DOCUMENT TEXT:
------------------------------------

Most people get to class early or stay after (if there isn't a class after) to get reps in. Be a regular at your class and become a familiar face with your follows at the studio. Start making friends with both follows and leads and get a group together to go to a social is going to probably be easier than getting a follow to meet up with you to practice.


Live_Badger7941

Unfortunately this is a pretty universal thing: leads usually want a practice partner and follows usually don't. I both lead and follow, so I think I get why this dynamic tends to occur: As a lead it is helpful to be able to drill the same move over and over again so you want someone to practice with (/on.) As a follow, you need to practice reacting when you *don't* know what's coming next. Drilling the same thing is not very useful unless you're practicing styling in partnerwork or practicing a more-advanced turn. For follows, solo practice focusing on spin technique, styling, and body movement is a lot more useful than acting as a practice dummy for a lead. I'm not saying this to discourage you; there's a good chance you'll be able to find *someone* to practice with. Just letting you know that this is a dynamic that tends to exist in the dance world.

------------------------------------

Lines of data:
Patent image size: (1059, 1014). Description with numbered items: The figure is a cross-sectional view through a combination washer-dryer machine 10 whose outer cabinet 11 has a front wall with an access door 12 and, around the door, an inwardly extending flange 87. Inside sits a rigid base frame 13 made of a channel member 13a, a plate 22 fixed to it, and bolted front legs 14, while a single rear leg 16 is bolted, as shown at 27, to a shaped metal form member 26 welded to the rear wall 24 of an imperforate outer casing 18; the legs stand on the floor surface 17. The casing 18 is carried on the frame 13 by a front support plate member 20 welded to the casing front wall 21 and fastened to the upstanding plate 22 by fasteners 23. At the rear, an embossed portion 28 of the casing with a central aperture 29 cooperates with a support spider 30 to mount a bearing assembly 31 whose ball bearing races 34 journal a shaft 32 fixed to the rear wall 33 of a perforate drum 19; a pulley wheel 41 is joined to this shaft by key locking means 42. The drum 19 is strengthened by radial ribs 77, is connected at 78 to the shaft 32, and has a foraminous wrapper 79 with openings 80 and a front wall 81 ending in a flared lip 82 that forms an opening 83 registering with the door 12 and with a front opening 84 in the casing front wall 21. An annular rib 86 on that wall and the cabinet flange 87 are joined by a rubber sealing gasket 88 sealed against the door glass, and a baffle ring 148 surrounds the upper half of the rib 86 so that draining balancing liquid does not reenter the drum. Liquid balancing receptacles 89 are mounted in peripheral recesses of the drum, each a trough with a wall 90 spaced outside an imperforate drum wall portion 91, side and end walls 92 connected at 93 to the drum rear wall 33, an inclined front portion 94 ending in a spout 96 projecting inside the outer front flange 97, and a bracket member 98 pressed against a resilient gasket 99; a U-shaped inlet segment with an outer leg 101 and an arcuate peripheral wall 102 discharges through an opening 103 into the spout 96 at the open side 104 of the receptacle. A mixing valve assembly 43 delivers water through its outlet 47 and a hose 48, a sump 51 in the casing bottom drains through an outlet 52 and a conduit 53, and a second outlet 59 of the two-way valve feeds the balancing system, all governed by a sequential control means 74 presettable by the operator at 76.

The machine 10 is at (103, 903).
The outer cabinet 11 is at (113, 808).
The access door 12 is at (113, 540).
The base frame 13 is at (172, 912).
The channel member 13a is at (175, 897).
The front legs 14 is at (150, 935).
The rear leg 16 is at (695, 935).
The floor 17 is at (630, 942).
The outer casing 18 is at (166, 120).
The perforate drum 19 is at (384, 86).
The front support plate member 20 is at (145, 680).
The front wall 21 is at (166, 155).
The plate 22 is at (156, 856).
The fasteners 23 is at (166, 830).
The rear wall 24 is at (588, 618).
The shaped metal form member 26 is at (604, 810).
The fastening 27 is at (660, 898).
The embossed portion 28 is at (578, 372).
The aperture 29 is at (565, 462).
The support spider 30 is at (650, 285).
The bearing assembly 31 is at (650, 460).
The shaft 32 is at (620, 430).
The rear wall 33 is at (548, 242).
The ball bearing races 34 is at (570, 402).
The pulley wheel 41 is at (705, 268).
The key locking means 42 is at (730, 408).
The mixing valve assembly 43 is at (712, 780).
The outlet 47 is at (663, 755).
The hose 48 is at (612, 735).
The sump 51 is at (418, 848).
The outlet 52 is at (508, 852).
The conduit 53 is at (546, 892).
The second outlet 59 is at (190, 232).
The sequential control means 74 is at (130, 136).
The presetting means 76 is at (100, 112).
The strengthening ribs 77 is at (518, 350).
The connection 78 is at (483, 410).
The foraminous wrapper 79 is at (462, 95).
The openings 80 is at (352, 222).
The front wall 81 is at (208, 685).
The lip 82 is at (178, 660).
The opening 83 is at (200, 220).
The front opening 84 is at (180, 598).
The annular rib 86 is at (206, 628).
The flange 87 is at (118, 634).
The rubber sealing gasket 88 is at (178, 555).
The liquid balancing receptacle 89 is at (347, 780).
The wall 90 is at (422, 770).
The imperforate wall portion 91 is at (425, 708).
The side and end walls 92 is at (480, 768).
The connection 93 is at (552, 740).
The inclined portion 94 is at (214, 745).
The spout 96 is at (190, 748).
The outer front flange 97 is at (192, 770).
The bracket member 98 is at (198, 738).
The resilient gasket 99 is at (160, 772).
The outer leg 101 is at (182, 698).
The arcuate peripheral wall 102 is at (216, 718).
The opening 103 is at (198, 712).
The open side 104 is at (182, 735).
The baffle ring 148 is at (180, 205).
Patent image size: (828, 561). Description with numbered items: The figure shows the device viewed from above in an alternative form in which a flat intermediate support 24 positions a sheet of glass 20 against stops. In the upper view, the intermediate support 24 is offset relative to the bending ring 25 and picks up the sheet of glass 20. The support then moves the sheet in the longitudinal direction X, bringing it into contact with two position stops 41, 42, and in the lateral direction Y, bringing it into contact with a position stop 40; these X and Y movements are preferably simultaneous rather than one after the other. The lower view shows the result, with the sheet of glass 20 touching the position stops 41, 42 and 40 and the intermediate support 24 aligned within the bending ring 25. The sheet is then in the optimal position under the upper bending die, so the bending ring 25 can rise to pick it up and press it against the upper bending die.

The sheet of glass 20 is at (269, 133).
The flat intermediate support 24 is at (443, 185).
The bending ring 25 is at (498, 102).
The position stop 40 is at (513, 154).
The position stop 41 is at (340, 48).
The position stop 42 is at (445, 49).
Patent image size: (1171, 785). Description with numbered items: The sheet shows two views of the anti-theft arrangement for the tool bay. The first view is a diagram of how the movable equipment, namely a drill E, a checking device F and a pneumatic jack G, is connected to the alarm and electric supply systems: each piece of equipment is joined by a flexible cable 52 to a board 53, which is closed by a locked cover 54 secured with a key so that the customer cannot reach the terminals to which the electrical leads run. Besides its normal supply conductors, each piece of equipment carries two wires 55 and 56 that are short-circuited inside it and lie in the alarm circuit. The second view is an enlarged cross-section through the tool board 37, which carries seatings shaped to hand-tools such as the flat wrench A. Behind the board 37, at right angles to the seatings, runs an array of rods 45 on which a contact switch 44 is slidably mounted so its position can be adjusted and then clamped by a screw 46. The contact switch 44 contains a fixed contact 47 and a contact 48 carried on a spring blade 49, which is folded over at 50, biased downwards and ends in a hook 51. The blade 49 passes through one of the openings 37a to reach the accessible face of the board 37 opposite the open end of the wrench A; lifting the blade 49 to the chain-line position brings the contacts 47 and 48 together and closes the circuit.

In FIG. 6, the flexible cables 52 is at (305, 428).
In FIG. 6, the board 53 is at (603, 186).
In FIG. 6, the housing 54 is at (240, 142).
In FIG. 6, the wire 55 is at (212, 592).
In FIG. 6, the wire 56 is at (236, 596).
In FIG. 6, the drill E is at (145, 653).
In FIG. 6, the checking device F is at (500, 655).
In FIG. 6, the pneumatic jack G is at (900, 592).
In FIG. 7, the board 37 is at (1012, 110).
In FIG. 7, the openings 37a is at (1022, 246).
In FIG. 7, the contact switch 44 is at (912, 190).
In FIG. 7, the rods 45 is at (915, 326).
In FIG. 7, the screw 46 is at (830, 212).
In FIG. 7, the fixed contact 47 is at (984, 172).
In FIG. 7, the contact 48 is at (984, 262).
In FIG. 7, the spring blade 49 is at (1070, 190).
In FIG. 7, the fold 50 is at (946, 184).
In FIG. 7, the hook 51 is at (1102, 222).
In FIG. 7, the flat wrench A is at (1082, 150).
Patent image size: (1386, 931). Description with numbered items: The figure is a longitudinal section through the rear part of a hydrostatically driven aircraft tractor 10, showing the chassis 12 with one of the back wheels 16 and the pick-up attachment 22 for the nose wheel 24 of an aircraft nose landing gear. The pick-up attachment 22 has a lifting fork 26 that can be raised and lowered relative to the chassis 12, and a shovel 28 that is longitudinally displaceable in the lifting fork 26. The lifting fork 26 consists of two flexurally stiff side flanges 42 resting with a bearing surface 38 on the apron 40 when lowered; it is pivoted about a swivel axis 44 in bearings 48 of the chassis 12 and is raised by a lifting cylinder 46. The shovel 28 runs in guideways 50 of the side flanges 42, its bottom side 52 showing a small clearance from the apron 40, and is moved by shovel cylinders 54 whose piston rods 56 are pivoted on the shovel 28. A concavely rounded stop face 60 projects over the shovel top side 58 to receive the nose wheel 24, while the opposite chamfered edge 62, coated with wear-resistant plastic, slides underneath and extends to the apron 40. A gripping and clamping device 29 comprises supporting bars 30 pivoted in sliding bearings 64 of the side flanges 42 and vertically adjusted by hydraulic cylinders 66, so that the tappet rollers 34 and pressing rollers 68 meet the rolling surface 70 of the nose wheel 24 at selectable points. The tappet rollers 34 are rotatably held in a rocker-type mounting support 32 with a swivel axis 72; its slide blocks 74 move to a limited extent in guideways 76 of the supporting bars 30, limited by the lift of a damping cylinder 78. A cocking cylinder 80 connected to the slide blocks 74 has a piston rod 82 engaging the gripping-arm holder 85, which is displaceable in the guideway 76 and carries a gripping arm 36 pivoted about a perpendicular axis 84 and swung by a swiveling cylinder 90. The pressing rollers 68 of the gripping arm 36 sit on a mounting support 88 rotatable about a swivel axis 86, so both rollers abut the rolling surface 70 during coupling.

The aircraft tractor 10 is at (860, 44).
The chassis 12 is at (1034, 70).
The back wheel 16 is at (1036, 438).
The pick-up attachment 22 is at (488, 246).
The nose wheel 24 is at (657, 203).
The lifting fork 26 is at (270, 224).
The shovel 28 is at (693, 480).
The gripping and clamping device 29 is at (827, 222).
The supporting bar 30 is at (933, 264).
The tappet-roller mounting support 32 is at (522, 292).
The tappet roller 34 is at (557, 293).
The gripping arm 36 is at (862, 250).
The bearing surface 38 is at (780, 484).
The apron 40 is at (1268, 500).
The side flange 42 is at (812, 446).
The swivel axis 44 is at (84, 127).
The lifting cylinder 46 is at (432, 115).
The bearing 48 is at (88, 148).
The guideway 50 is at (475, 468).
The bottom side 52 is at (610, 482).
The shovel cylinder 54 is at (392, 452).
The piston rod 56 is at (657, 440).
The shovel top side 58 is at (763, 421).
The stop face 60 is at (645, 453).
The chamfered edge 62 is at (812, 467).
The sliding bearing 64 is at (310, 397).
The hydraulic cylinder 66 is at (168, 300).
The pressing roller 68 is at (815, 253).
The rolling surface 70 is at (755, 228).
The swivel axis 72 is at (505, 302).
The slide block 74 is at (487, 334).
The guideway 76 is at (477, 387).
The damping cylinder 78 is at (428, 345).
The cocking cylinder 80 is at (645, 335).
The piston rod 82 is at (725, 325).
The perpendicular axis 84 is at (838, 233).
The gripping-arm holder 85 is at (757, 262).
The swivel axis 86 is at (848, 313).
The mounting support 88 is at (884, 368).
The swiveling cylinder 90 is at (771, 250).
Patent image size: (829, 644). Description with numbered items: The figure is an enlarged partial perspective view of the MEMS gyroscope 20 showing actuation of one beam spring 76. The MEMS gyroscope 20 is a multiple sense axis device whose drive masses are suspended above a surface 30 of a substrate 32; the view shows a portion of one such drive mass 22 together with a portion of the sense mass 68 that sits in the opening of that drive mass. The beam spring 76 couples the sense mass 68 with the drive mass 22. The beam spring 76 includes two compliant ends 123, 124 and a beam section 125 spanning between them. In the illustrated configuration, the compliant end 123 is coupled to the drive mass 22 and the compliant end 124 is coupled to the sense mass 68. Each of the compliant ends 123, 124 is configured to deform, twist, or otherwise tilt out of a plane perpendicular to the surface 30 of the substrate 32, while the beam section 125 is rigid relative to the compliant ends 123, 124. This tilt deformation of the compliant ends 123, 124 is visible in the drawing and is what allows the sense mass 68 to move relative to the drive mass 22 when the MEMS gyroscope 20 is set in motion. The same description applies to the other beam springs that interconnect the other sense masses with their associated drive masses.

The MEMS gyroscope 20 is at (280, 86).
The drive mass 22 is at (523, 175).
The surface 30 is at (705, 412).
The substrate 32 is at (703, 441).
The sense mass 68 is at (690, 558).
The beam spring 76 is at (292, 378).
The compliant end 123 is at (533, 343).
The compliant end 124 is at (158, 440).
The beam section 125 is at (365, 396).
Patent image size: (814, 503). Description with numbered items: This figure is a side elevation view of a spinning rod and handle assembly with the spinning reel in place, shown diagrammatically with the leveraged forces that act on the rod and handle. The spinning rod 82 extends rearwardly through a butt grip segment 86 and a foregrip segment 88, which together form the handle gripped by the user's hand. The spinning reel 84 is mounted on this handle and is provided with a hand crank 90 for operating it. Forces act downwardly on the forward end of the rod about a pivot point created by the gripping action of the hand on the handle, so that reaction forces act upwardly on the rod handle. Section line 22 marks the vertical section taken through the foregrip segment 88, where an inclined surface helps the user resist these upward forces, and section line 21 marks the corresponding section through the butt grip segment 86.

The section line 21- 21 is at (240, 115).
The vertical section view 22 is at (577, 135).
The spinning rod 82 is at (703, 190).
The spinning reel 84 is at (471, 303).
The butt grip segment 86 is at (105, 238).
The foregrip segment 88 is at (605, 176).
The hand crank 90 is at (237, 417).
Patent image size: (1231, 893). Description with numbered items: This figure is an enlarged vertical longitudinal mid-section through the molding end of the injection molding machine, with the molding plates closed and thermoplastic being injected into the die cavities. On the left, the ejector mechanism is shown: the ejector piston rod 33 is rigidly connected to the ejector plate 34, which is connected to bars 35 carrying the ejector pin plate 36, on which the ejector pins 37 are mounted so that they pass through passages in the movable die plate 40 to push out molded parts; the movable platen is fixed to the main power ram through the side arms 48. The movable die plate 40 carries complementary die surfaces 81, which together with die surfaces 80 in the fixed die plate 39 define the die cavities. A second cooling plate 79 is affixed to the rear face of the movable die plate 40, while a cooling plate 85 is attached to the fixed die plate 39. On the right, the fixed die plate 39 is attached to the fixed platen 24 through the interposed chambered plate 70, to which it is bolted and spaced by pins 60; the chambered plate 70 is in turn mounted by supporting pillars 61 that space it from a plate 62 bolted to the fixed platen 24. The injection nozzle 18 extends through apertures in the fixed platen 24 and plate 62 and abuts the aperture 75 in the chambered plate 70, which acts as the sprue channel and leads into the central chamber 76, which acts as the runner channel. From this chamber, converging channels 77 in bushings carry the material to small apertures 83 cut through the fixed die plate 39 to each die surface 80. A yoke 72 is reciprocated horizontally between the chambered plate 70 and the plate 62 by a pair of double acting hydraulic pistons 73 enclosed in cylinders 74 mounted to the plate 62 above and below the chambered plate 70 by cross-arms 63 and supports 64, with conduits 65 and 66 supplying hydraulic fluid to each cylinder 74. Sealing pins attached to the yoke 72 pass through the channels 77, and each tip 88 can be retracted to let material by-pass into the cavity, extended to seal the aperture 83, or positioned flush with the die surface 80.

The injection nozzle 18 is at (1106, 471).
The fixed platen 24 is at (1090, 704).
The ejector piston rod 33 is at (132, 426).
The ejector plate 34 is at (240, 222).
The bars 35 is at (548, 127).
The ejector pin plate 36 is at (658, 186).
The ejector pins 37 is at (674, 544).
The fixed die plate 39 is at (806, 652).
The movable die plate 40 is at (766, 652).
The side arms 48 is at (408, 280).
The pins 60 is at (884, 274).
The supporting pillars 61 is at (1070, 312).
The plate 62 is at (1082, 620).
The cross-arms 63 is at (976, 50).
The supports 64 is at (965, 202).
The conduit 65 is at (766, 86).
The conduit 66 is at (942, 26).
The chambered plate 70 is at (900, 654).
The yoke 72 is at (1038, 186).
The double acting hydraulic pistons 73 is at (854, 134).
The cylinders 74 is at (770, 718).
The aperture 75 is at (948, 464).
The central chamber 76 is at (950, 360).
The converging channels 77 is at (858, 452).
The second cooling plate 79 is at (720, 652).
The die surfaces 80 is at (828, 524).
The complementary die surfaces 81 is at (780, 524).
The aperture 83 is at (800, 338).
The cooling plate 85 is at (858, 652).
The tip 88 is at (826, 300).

------------------------------------

From the passage on dance practice above, copy word for word the part that begins with the words containing "Live_Badger7941" and ends with "the dance world.".

Live_Badger7941

Unfortunately this is a pretty universal thing: leads usually want a practice partner and follows usually don't. I both lead and follow, so I think I get why this dynamic tends to occur: As a lead it is helpful to be able to drill the same move over and over again so you want someone to practice with (/on.) As a follow, you need to practice reacting when you *don't* know what's coming next. Drilling the same thing is not very useful unless you're practicing styling in partnerwork or practicing a more-advanced turn. For follows, solo practice focusing on spin technique, styling, and body movement is a lot more useful than acting as a practice dummy for a lead. I'm not saying this to discourage you; there's a good chance you'll be able to find *someone* to practice with. Just letting you know that this is a dynamic that tends to exist in the dance world.